══ EXCERPTED DATA ══

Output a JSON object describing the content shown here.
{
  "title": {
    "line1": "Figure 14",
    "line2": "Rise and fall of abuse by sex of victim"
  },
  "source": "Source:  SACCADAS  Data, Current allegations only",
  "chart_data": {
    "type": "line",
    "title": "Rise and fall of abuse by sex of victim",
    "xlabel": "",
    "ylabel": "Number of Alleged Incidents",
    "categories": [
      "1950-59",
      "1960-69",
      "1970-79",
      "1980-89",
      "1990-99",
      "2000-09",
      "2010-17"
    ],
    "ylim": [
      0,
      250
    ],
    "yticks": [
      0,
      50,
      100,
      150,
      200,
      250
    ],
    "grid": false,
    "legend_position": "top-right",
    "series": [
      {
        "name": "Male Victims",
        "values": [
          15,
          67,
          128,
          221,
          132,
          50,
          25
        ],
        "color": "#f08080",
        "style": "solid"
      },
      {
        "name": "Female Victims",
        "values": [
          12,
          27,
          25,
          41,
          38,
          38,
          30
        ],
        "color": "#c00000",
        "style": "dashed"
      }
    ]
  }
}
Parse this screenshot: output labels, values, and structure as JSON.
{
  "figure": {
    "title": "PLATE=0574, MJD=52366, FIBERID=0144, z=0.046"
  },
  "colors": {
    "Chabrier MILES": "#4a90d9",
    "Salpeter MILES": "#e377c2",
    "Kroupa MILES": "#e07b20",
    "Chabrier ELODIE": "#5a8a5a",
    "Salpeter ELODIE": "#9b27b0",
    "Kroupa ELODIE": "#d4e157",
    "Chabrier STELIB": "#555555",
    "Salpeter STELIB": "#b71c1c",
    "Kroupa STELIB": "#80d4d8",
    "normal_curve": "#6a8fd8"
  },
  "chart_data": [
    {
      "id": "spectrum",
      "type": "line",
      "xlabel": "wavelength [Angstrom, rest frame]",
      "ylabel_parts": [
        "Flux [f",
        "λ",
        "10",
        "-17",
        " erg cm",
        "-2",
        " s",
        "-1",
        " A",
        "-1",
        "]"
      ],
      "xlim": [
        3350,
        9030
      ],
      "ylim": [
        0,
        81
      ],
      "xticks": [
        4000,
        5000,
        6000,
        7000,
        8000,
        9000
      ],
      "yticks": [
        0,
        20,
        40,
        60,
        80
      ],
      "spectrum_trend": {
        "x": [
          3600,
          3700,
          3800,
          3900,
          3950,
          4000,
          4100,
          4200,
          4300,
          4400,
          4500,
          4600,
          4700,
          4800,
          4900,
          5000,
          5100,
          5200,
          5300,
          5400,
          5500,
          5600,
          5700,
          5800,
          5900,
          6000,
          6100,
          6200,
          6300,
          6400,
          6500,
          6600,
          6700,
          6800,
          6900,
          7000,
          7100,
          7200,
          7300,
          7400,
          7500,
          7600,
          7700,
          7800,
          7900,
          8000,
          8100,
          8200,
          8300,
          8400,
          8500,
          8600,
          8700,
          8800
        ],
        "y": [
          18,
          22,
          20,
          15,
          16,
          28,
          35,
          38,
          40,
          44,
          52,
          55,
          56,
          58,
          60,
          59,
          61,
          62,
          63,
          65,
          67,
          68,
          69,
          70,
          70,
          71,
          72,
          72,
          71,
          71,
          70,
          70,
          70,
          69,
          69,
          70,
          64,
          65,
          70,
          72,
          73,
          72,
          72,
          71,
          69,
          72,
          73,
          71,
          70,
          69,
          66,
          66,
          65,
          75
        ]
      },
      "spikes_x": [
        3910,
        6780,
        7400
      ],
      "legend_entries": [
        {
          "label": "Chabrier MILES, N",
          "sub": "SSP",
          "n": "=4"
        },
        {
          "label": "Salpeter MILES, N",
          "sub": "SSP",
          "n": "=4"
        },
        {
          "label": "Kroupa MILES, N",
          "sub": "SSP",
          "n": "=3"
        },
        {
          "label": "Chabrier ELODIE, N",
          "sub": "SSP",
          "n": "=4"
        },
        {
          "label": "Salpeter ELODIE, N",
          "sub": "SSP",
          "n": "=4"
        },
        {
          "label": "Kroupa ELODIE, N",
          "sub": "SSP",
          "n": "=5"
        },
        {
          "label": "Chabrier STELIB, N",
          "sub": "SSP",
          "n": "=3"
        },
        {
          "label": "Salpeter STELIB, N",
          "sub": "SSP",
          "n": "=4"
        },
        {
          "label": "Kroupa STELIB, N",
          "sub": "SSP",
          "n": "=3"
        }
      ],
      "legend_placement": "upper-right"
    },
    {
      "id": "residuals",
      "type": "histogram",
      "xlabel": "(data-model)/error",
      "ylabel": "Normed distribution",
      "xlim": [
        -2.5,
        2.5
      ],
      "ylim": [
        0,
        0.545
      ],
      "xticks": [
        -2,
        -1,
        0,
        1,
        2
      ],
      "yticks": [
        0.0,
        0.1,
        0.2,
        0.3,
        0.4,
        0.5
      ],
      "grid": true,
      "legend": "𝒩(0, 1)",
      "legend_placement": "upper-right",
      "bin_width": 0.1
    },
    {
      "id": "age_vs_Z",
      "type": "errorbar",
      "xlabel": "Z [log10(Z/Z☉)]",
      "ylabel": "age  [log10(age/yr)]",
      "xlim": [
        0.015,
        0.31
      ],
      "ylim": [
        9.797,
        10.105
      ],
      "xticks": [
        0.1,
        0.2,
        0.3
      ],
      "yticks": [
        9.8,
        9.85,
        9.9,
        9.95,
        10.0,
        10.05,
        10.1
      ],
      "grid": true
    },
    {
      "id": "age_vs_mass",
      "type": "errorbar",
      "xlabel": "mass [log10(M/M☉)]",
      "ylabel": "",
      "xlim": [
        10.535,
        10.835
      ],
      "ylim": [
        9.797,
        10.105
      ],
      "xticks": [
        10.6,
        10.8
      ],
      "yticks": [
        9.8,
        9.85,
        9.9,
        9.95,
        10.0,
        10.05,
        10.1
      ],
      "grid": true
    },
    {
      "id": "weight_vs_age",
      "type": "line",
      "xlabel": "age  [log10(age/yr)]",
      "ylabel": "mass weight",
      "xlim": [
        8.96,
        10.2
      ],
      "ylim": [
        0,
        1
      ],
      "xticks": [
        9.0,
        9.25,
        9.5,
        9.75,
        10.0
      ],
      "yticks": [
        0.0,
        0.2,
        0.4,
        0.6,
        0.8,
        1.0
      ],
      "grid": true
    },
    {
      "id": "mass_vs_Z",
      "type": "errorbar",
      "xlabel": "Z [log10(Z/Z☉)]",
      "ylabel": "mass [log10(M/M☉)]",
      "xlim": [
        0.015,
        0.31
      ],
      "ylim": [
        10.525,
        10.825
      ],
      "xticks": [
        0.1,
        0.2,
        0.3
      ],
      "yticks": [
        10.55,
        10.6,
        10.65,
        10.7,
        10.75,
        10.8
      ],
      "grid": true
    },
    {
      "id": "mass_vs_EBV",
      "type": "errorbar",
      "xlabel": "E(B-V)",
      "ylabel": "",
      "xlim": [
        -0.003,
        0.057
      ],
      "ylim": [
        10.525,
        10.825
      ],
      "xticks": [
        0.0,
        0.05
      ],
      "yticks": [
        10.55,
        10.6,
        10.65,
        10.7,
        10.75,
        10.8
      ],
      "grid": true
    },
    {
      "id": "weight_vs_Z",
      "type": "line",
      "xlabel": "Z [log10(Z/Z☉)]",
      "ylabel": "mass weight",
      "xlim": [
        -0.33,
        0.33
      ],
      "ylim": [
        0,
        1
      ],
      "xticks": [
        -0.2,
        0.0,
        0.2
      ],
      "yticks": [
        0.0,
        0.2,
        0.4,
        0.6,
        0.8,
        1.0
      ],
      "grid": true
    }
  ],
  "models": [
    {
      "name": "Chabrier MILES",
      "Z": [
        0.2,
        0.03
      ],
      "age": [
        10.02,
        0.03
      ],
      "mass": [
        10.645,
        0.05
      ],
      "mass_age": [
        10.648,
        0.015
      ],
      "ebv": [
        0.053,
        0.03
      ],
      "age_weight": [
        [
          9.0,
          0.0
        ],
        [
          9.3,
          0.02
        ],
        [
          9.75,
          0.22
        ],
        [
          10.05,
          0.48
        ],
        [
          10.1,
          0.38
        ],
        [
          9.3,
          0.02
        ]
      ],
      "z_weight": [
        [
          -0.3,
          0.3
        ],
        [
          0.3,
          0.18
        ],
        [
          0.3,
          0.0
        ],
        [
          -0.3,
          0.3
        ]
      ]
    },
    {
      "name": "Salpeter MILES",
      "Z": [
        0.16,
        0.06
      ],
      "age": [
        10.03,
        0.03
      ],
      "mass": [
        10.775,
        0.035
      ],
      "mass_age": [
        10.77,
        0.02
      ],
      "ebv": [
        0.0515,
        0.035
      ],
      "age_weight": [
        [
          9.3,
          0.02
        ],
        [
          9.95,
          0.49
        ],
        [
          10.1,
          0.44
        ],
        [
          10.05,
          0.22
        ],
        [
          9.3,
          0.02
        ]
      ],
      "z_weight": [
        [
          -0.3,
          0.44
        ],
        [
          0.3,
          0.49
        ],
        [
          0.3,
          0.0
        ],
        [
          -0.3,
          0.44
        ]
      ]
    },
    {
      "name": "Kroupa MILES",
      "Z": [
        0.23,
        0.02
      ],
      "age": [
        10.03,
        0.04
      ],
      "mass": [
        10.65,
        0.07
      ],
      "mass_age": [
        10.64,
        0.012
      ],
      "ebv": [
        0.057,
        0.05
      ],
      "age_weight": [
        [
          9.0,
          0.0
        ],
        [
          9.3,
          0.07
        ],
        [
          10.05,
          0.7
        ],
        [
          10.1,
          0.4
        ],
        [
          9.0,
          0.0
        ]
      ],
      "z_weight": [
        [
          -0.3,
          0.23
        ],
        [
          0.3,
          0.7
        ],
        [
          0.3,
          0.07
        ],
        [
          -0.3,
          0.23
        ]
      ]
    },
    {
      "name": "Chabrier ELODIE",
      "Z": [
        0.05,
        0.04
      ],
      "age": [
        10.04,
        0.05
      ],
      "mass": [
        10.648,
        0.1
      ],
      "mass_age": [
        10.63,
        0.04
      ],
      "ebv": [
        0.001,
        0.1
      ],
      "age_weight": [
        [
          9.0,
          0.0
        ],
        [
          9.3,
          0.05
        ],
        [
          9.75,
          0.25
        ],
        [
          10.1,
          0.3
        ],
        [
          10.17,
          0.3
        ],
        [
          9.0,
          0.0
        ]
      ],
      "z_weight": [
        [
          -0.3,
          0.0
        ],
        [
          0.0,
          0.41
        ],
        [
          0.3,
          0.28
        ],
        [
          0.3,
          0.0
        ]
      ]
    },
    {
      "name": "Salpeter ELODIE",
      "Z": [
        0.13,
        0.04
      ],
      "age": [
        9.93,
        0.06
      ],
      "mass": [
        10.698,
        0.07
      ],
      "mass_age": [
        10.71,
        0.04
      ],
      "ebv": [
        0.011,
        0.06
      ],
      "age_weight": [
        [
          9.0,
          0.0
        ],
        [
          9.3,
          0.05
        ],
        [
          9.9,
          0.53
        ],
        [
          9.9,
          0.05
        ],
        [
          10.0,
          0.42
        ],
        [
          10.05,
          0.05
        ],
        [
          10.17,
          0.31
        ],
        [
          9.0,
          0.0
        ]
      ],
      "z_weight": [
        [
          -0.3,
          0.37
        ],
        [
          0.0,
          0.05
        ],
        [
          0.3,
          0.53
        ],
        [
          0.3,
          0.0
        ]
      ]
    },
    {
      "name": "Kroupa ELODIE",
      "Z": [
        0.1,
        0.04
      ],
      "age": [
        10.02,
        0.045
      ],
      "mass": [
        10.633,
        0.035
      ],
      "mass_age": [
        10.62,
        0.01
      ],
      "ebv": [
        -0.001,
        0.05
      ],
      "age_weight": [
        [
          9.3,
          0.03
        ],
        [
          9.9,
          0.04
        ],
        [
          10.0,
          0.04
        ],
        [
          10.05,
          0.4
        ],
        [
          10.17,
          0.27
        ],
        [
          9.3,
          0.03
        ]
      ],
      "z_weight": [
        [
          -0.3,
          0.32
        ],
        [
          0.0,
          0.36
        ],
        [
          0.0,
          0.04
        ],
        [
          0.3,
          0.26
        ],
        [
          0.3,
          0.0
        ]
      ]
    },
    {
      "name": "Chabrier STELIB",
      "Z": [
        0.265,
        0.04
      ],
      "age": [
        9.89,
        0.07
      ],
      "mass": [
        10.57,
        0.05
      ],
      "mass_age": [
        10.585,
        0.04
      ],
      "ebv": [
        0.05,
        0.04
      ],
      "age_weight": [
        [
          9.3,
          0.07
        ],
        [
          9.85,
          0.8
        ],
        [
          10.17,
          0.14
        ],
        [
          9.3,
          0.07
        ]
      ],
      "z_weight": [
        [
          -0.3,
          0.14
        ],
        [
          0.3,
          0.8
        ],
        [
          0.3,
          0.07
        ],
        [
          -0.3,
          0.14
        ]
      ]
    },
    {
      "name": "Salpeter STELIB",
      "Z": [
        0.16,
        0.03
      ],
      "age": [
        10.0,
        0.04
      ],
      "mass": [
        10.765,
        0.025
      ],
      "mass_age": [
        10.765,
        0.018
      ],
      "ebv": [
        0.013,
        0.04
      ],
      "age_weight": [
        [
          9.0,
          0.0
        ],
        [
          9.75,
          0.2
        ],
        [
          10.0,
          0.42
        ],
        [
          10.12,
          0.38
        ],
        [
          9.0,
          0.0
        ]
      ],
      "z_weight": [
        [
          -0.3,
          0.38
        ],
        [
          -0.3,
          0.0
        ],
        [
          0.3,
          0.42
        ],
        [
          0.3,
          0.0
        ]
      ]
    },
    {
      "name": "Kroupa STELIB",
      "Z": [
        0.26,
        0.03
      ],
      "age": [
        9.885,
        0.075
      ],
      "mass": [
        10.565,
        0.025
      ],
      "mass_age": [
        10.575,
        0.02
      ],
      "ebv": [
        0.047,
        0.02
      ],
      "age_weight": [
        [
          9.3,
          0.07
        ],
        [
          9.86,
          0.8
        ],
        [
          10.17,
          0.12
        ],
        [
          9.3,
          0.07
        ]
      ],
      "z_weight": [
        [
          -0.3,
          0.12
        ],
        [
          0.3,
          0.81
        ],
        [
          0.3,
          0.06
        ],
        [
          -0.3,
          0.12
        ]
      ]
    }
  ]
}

═══

● PROBLEM DETAILS: Pull every line containing "name" out of the records.

● RESPONSE:
        "name": "Male Victims",
        "name": "Female Victims",
      "name": "Chabrier MILES",
      "name": "Salpeter MILES",
      "name": "Kroupa MILES",
      "name": "Chabrier ELODIE",
      "name": "Salpeter ELODIE",
      "name": "Kroupa ELODIE",
      "name": "Chabrier STELIB",
      "name": "Salpeter STELIB",
      "name": "Kroupa STELIB",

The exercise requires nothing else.